## PROBLEM DESCRIPTION
Only the run of lines from the one containing "Output a JSON" through the last line should be returned, exactly as written.

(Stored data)
---*---
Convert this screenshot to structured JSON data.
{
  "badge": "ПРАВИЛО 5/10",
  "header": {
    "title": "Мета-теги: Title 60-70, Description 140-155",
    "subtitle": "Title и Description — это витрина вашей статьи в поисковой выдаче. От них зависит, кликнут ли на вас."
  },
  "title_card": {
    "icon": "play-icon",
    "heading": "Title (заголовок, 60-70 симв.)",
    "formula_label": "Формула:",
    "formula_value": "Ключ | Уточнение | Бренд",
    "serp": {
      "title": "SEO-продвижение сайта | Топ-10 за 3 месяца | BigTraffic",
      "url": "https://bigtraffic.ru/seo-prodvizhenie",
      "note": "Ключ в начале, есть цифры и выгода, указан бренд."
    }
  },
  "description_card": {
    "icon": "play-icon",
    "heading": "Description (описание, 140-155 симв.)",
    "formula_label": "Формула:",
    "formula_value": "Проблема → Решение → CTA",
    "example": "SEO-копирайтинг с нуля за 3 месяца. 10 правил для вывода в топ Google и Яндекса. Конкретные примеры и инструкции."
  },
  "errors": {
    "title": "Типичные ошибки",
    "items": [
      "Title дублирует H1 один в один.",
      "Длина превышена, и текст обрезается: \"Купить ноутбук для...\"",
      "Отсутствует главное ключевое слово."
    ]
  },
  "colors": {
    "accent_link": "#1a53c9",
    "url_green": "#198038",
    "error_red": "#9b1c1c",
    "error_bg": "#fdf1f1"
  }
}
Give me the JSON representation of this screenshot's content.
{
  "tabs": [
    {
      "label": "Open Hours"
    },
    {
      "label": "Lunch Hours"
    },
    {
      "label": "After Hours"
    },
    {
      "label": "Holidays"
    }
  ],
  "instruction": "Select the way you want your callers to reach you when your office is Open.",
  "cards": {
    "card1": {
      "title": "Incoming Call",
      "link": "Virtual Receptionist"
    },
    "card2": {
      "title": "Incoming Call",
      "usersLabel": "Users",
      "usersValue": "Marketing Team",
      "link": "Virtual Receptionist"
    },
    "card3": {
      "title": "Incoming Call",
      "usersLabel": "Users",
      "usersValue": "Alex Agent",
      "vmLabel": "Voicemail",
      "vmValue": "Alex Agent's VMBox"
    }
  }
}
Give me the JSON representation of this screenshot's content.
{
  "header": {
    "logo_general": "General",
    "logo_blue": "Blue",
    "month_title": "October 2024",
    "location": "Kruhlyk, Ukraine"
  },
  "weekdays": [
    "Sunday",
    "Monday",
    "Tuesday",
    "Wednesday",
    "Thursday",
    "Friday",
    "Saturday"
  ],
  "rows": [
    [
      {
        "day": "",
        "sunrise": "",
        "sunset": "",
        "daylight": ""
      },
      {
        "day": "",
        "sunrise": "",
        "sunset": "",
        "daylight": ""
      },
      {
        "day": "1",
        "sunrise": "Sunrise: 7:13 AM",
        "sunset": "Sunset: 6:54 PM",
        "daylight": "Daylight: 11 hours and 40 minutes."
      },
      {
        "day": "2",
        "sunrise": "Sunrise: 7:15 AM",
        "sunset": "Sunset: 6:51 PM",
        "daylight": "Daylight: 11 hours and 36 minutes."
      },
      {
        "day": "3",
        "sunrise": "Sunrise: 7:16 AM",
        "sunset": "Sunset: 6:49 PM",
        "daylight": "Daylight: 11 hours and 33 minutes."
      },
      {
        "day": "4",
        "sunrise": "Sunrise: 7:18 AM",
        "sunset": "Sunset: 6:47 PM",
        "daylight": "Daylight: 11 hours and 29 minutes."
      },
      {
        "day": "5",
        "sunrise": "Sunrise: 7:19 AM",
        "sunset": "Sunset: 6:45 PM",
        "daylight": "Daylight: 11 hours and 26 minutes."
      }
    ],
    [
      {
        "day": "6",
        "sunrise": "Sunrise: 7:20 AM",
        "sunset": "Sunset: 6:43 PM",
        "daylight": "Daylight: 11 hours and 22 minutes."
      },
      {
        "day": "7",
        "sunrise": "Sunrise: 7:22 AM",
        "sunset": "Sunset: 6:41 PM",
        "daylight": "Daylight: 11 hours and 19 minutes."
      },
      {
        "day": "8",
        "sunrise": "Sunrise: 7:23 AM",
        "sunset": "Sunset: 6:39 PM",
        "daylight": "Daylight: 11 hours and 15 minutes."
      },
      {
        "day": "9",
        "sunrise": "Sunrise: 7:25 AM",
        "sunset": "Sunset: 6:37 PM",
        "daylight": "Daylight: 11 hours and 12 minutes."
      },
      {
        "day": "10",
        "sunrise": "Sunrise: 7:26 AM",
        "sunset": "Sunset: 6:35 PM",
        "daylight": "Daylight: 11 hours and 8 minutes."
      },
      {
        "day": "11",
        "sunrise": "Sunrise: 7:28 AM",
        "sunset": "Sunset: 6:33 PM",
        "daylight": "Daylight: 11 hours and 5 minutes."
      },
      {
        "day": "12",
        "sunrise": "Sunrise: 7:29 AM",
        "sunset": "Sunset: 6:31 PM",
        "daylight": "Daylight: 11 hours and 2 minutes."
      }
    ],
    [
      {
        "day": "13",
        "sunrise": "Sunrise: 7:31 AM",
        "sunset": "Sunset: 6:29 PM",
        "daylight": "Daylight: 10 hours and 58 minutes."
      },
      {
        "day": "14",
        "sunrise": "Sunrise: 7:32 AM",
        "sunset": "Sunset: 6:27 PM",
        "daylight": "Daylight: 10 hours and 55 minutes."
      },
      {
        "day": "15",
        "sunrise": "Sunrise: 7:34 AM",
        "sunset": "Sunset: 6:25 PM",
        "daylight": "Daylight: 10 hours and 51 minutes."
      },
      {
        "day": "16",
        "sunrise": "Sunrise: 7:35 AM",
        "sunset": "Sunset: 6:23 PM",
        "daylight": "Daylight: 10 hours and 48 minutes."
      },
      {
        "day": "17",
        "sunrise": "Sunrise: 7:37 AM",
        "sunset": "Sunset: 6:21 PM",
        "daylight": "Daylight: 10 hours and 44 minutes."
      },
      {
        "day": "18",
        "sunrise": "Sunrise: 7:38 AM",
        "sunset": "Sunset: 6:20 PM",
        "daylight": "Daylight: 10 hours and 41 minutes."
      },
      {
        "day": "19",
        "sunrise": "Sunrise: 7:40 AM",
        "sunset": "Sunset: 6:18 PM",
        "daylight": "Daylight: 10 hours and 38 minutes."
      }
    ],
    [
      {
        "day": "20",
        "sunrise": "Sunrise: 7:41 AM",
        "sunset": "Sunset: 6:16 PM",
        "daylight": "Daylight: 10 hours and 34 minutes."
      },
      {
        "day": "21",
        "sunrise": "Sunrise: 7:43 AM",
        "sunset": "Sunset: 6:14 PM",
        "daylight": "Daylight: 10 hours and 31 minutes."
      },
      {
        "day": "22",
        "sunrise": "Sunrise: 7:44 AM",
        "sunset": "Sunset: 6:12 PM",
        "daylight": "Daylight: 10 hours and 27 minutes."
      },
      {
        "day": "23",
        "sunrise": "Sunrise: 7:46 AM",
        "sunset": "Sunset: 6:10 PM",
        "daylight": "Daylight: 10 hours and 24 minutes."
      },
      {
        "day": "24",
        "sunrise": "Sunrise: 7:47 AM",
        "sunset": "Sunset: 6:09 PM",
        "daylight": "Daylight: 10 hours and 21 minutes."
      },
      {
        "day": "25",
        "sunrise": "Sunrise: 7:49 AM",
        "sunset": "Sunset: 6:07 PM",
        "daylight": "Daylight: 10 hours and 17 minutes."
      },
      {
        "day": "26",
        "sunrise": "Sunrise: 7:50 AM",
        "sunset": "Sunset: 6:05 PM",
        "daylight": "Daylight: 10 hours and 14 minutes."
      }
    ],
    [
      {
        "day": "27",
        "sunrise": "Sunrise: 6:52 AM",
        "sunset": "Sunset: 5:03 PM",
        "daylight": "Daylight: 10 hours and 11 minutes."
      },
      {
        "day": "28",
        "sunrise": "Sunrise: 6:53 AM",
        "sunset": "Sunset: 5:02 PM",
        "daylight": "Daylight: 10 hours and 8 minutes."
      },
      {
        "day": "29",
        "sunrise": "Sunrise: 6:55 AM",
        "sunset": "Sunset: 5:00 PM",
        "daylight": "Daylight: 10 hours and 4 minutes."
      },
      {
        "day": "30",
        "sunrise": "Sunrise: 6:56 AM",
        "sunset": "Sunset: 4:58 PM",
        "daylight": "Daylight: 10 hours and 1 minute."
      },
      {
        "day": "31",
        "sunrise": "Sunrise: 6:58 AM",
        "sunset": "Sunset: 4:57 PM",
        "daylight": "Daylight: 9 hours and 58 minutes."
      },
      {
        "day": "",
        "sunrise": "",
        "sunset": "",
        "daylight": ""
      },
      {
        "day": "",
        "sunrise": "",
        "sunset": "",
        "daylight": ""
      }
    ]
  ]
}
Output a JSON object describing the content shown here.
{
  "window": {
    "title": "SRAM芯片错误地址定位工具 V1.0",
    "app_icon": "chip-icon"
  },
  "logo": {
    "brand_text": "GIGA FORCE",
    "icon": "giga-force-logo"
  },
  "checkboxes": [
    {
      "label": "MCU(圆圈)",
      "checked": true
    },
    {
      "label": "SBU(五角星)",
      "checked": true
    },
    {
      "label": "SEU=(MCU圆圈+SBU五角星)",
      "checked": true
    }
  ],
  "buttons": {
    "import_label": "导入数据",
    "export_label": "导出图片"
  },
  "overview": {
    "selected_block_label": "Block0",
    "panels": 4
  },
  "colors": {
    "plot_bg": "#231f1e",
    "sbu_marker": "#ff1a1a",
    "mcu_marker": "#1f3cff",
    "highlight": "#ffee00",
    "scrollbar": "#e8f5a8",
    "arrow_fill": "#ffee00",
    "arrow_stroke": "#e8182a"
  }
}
---*---
## OUTPUT
Output a JSON object describing the content shown here.
{
  "window": {
    "title": "SRAM芯片错误地址定位工具 V1.0",
    "app_icon": "chip-icon"
  },
  "logo": {
    "brand_text": "GIGA FORCE",
    "icon": "giga-force-logo"
  },
  "checkboxes": [
    {
      "label": "MCU(圆圈)",
      "checked": true
    },
    {
      "label": "SBU(五角星)",
      "checked": true
    },
    {
      "label": "SEU=(MCU圆圈+SBU五角星)",
      "checked": true
    }
  ],
  "buttons": {
    "import_label": "导入数据",
    "export_label": "导出图片"
  },
  "overview": {
    "selected_block_label": "Block0",
    "panels": 4
  },
  "colors": {
    "plot_bg": "#231f1e",
    "sbu_marker": "#ff1a1a",
    "mcu_marker": "#1f3cff",
    "highlight": "#ffee00",
    "scrollbar": "#e8f5a8",
    "arrow_fill": "#ffee00",
    "arrow_stroke": "#e8182a"
  }
}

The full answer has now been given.